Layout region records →
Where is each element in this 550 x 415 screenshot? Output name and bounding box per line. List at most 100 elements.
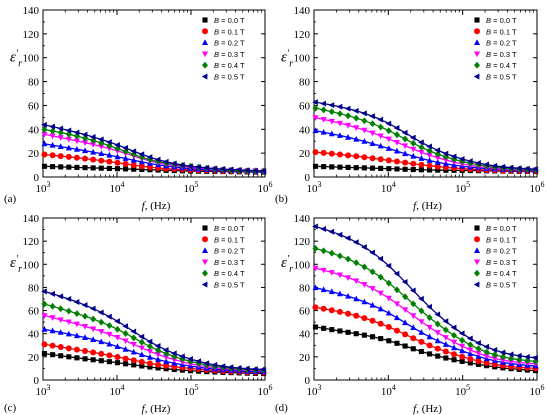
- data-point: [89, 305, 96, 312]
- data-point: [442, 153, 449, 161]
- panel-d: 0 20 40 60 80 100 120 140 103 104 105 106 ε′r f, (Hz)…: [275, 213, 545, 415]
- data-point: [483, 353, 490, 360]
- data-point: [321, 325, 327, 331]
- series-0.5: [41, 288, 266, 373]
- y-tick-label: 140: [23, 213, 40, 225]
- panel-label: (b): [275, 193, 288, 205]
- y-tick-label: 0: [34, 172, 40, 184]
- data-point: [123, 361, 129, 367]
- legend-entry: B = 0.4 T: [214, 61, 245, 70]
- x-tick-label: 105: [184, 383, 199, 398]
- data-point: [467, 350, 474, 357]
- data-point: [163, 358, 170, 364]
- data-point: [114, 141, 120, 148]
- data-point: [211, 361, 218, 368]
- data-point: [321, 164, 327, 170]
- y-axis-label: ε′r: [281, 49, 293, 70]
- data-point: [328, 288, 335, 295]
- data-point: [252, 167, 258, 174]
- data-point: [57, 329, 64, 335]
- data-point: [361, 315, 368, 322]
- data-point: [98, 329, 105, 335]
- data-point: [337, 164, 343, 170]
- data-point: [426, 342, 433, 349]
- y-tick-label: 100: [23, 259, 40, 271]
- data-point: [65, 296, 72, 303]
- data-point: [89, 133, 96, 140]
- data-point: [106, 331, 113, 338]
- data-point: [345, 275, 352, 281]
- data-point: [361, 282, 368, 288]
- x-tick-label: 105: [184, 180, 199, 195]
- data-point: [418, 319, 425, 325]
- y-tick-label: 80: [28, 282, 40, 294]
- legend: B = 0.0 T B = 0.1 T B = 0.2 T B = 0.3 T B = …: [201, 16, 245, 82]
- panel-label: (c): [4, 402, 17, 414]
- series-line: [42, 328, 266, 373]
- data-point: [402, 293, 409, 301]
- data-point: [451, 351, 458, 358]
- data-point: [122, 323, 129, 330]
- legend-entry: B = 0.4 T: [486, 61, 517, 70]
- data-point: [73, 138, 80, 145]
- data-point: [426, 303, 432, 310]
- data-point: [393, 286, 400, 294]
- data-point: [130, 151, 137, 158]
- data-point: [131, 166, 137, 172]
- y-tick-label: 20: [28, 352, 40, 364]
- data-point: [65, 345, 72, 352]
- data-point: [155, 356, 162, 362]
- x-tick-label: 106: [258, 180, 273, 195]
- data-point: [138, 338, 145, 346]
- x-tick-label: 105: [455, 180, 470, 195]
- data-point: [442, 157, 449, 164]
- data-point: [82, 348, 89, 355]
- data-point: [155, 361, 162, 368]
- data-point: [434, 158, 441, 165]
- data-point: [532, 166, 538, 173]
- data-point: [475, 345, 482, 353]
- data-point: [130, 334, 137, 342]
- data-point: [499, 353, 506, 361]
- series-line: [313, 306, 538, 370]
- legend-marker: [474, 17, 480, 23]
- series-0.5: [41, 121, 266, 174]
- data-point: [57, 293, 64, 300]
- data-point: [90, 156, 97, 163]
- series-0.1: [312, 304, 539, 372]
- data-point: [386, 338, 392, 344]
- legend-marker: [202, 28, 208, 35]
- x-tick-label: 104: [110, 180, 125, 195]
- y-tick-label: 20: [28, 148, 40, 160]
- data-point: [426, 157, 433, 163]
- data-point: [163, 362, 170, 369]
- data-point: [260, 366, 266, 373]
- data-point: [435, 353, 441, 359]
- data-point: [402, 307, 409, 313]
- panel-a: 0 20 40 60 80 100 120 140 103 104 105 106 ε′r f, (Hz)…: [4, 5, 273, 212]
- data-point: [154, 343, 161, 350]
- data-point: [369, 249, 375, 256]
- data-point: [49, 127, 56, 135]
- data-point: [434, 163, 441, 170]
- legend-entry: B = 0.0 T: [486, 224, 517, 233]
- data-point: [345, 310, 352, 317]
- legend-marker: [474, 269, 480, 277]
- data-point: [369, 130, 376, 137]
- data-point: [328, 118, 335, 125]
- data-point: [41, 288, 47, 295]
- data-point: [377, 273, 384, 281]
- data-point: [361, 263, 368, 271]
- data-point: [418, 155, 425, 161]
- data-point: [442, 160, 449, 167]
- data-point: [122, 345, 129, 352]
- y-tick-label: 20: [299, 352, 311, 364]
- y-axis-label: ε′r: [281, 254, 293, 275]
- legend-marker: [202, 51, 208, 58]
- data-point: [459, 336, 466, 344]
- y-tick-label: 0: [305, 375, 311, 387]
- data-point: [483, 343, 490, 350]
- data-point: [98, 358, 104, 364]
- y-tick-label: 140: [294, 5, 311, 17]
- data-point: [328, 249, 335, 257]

WHAT YOU ARE ASKED TO DO → Format the part of the material above that opens with the line containing "- data-point: [89, 305, 96, 312]" and closes with the line containing "- x-tick-label: 105: [455, 180, 470, 195]" as a JSON list of strings, one string per line, with blank lines left out.

FINAL RESULT →
[
  "- data-point: [89, 305, 96, 312]",
  "- data-point: [442, 153, 449, 161]",
  "- panel-d: 0 20 40 60 80 100 120 140 103 104 105 106 ε′r f, (Hz)…: [275, 213, 545, 415]",
  "- data-point: [483, 353, 490, 360]",
  "- data-point: [321, 325, 327, 331]",
  "- series-0.5: [41, 288, 266, 373]",
  "- y-tick-label: 140: [23, 213, 40, 225]",
  "- panel-label: (b): [275, 193, 288, 205]",
  "- y-tick-label: 0: [34, 172, 40, 184]",
  "- data-point: [123, 361, 129, 367]",
  "- legend-entry: B = 0.4 T: [214, 61, 245, 70]",
  "- x-tick-label: 105: [184, 383, 199, 398]",
  "- data-point: [467, 350, 474, 357]",
  "- data-point: [163, 358, 170, 364]",
  "- data-point: [114, 141, 120, 148]",
  "- data-point: [211, 361, 218, 368]",
  "- data-point: [321, 164, 327, 170]",
  "- y-axis-label: ε′r: [281, 49, 293, 70]",
  "- data-point: [328, 288, 335, 295]",
  "- data-point: [252, 167, 258, 174]",
  "- data-point: [57, 329, 64, 335]",
  "- data-point: [361, 315, 368, 322]",
  "- data-point: [98, 329, 105, 335]",
  "- data-point: [337, 164, 343, 170]",
  "- data-point: [426, 342, 433, 349]",
  "- y-tick-label: 100: [23, 259, 40, 271]",
  "- data-point: [65, 296, 72, 303]",
  "- data-point: [89, 133, 96, 140]",
  "- data-point: [106, 331, 113, 338]",
  "- data-point: [345, 275, 352, 281]",
  "- data-point: [361, 282, 368, 288]",
  "- x-tick-label: 105: [184, 180, 199, 195]",
  "- data-point: [418, 319, 425, 325]",
  "- y-tick-label: 80: [28, 282, 40, 294]",
  "- legend: B = 0.0 T B = 0.1 T B = 0.2 T B = 0.3 T B = …: [201, 16, 245, 82]",
  "- panel-label: (c): [4, 402, 17, 414]",
  "- series-line: [42, 328, 266, 373]",
  "- data-point: [402, 293, 409, 301]",
  "- data-point: [451, 351, 458, 358]",
  "- data-point: [122, 323, 129, 330]",
  "- legend-entry: B = 0.4 T: [486, 61, 517, 70]",
  "- data-point: [73, 138, 80, 145]",
  "- data-point: [426, 303, 432, 310]",
  "- data-point: [393, 286, 400, 294]",
  "- data-point: [130, 151, 137, 158]",
  "- data-point: [131, 166, 137, 172]",
  "- y-tick-label: 20: [28, 352, 40, 364]",
  "- data-point: [65, 345, 72, 352]",
  "- data-point: [155, 356, 162, 362]",
  "- x-tick-label: 106: [258, 180, 273, 195]",
  "- data-point: [138, 338, 145, 346]",
  "- x-tick-label: 105: [455, 180, 470, 195]"
]